Read the lines that follow and pick out every one containing the word "peak".

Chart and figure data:
◆ ◆ ◆

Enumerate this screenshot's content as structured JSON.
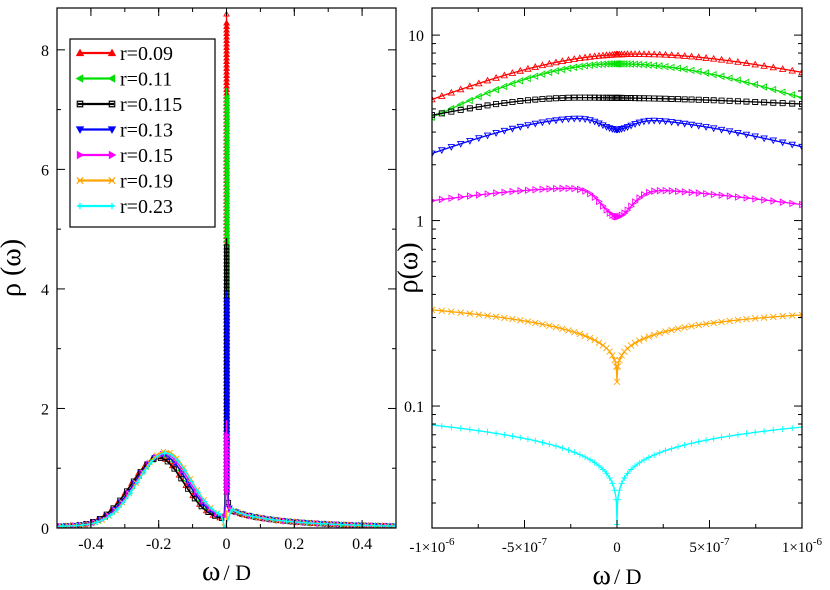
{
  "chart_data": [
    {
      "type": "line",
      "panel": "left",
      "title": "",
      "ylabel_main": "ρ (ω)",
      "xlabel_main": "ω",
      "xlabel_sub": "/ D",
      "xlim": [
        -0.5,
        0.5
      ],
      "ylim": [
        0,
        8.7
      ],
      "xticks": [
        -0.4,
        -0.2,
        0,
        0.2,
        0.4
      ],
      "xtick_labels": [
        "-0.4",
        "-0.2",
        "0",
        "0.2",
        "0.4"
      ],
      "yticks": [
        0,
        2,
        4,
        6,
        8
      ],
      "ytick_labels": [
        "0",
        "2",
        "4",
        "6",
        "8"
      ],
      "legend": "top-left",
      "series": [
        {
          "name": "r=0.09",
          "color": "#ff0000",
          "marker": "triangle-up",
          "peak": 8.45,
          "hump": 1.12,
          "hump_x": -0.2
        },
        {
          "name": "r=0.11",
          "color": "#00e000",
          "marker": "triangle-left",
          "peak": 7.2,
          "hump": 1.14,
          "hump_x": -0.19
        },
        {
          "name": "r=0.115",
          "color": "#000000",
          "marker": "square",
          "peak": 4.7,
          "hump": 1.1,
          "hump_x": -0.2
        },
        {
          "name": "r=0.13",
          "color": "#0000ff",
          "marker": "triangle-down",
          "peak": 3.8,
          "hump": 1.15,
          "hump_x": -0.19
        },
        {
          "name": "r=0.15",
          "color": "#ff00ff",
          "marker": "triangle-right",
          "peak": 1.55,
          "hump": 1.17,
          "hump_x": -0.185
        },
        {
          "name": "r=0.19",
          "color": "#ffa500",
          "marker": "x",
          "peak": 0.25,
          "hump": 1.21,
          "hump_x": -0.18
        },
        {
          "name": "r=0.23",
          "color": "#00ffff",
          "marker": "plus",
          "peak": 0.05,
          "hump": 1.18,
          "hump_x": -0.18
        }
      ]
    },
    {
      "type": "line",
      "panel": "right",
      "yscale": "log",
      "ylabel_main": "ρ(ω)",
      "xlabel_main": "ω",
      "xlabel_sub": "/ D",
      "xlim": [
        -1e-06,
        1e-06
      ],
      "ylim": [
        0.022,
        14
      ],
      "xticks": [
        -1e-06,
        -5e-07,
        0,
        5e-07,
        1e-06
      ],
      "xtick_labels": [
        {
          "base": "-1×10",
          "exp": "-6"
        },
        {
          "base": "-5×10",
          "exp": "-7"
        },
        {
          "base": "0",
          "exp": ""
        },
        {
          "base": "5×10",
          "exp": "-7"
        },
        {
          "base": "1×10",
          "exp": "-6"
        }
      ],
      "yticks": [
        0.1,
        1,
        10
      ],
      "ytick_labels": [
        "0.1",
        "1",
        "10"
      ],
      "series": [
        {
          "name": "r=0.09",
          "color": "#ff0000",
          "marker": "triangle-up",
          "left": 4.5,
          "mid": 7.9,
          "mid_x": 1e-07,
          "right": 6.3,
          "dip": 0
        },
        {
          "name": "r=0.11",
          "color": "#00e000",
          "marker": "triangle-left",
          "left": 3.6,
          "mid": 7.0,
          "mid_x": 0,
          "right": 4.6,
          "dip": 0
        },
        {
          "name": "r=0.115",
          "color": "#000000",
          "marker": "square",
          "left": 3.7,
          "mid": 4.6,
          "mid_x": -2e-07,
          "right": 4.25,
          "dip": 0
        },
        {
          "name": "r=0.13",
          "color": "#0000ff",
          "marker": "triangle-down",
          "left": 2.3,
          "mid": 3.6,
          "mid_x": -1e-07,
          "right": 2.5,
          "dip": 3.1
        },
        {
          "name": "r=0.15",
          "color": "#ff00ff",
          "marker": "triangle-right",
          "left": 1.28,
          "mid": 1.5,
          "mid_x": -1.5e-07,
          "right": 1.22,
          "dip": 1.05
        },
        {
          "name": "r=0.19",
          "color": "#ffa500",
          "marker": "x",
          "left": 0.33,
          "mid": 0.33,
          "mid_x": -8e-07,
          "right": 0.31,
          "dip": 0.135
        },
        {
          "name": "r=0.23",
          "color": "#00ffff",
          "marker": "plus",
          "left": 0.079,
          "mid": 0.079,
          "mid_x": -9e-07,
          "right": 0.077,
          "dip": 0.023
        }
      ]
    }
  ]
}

◆ ◆ ◆

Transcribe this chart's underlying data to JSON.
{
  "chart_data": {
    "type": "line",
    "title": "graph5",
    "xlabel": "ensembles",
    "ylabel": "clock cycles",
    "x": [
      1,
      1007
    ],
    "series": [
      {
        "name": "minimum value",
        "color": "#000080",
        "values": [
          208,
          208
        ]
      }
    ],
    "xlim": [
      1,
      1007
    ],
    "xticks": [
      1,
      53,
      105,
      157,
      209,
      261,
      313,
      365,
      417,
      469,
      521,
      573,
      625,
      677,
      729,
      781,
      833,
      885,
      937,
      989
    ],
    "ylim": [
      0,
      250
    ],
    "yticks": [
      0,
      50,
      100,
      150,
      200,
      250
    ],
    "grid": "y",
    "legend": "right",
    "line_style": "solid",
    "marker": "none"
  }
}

◆ ◆ ◆

_Result below_
          "peak": 8.45,
          "peak": 7.2,
          "peak": 4.7,
          "peak": 3.8,
          "peak": 1.55,
          "peak": 0.25,
          "peak": 0.05,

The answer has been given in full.